Data rows:
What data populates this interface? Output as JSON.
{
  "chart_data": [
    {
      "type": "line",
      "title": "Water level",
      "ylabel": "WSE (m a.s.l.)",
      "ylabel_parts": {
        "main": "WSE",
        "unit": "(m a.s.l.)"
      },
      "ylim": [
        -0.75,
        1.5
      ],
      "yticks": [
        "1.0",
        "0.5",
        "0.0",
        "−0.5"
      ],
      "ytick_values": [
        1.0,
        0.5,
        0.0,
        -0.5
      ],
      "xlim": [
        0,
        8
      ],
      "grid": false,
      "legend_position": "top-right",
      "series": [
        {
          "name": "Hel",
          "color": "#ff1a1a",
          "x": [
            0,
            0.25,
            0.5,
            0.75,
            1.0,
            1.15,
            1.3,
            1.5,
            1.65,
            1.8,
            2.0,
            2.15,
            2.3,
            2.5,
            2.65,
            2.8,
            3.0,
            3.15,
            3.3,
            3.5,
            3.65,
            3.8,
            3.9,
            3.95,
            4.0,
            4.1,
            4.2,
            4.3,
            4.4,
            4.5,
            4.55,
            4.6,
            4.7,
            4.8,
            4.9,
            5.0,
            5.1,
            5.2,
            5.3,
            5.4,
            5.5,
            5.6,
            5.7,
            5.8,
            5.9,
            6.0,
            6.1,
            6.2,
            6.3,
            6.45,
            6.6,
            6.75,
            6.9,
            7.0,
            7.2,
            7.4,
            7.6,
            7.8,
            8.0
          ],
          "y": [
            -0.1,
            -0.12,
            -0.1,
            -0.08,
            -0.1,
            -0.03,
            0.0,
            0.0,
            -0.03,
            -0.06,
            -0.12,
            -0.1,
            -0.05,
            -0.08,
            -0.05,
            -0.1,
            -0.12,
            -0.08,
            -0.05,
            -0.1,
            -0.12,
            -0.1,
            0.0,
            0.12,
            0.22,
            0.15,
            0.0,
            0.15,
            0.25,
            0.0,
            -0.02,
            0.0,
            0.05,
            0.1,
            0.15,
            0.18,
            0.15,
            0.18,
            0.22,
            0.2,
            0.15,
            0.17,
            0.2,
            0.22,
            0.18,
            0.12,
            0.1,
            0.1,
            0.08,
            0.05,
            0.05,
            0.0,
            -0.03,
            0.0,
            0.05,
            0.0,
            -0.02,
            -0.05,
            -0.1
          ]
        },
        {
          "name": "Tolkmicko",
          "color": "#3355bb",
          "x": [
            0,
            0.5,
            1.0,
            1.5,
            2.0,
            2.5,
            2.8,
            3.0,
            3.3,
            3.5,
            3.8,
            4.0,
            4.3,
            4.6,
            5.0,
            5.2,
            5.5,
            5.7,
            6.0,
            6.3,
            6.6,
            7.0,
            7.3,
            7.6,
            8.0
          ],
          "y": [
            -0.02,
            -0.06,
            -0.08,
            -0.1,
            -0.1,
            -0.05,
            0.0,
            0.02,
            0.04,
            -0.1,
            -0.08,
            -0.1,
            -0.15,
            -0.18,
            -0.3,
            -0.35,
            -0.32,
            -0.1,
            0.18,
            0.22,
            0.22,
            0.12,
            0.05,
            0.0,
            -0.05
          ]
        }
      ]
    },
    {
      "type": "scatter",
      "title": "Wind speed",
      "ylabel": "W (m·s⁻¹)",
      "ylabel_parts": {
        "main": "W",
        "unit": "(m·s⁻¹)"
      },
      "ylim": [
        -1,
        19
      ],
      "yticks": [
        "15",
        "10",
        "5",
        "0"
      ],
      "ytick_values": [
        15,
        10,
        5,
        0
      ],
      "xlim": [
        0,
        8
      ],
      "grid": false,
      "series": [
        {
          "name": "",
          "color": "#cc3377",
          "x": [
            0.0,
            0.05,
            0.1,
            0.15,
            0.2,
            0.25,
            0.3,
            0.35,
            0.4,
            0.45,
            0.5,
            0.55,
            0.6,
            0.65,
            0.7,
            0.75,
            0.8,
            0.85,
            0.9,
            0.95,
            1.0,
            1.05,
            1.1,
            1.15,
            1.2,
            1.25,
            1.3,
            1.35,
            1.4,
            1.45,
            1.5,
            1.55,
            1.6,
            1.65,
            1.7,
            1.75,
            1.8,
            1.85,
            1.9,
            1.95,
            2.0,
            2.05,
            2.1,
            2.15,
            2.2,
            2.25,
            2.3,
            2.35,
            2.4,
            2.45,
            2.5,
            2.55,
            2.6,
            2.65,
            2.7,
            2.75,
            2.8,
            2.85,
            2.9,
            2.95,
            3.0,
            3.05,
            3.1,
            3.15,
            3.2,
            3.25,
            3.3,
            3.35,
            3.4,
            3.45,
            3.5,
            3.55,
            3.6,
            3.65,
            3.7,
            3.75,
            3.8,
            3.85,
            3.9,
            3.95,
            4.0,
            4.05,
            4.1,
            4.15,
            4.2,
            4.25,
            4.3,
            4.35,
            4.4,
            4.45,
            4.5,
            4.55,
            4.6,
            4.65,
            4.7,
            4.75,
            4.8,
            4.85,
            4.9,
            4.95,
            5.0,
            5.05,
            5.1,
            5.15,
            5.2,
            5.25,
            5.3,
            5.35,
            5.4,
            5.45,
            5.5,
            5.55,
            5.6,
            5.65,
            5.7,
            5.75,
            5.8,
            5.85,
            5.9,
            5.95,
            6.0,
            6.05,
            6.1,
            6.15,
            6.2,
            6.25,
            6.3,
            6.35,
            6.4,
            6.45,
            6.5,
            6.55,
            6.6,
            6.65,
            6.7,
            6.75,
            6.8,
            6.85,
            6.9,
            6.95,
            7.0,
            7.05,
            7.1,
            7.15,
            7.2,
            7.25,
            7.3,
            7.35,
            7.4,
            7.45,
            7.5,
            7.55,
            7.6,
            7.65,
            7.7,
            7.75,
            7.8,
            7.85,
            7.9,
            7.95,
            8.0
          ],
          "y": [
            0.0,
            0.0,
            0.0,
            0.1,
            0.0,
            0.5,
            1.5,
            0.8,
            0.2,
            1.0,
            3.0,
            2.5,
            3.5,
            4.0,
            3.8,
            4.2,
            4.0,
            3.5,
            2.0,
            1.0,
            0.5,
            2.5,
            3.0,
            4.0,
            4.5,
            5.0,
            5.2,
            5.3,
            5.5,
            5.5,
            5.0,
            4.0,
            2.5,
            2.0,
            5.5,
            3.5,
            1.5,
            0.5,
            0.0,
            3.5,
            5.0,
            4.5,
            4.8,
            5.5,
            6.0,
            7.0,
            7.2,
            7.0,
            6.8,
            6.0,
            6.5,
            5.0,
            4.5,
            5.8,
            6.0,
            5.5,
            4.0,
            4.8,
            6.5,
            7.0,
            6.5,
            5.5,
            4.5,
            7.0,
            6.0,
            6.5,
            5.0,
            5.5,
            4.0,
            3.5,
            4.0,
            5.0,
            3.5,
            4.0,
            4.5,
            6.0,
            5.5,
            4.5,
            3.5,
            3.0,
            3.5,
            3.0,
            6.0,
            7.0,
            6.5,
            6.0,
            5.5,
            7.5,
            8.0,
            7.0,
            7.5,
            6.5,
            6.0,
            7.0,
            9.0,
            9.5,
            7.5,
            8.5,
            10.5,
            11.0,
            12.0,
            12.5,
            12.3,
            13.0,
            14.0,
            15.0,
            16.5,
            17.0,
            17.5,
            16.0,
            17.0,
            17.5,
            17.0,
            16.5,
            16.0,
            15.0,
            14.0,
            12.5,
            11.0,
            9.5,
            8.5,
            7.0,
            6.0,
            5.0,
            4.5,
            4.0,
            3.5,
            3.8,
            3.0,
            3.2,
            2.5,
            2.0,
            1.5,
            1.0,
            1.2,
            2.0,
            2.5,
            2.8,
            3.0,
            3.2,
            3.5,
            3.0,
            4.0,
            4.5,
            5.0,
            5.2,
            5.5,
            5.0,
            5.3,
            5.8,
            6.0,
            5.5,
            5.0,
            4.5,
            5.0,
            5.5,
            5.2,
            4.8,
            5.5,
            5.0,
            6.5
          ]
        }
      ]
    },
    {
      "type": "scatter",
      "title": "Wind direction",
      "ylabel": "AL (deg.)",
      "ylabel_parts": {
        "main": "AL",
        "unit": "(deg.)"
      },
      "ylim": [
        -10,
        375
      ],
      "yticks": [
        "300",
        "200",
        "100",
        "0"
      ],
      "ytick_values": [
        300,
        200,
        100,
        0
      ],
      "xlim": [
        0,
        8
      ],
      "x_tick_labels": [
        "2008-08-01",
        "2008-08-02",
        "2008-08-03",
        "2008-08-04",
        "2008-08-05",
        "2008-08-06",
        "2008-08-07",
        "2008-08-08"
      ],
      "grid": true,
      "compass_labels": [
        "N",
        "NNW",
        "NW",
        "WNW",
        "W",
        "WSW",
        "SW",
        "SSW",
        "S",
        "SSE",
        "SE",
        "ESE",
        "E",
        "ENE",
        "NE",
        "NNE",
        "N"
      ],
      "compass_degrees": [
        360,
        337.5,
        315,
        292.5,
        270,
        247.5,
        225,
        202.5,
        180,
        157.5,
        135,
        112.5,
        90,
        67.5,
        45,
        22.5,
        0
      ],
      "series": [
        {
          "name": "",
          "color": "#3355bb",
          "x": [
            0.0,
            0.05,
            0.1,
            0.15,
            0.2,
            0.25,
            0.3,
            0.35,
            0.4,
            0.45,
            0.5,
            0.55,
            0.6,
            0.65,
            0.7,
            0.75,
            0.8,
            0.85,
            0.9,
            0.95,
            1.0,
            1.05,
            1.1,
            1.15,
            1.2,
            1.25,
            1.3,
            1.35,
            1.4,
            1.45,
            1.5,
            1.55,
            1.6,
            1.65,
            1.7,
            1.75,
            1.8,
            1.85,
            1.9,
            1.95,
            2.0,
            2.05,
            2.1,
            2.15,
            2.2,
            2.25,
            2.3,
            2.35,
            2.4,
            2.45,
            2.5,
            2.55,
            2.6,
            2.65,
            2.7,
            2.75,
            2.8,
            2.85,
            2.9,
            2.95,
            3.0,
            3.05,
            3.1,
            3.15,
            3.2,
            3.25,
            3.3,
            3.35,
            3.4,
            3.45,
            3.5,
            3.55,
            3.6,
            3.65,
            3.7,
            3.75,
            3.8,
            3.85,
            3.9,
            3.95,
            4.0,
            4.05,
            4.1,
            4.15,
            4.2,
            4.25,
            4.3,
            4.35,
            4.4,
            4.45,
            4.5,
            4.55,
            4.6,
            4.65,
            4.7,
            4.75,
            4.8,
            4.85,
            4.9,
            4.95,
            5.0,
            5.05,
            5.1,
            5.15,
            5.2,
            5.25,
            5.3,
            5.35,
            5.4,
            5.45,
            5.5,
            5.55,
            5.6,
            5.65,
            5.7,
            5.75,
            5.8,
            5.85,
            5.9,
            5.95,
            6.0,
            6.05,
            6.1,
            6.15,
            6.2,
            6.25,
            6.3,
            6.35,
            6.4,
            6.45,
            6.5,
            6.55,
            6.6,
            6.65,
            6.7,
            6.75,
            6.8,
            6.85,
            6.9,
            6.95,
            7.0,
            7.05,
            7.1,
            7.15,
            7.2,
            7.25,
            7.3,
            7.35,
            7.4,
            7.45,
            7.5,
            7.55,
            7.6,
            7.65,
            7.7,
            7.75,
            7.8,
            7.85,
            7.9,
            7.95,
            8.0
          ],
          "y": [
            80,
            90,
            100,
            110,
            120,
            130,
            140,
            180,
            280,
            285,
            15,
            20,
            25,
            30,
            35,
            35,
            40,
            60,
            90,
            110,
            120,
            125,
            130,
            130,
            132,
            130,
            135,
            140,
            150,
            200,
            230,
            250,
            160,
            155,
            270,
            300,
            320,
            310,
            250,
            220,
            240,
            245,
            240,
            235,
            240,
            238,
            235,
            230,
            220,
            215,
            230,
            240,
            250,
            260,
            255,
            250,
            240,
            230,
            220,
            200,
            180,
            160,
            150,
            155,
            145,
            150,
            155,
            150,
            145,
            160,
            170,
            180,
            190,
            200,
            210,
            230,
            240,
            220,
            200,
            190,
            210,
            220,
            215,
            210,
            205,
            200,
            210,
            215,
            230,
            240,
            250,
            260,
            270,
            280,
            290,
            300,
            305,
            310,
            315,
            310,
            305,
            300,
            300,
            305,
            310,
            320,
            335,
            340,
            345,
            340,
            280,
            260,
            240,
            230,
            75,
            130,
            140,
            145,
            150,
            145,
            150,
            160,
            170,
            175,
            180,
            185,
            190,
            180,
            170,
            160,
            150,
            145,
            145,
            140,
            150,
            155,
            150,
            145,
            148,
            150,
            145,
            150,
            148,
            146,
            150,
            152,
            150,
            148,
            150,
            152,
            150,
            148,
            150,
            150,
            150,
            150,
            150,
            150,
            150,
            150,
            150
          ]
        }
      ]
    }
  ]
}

Aim: From the records given above, copy all lines containing "color".

Task result:
          "color": "#ff1a1a",
          "color": "#3355bb",
          "color": "#cc3377",
          "color": "#3355bb",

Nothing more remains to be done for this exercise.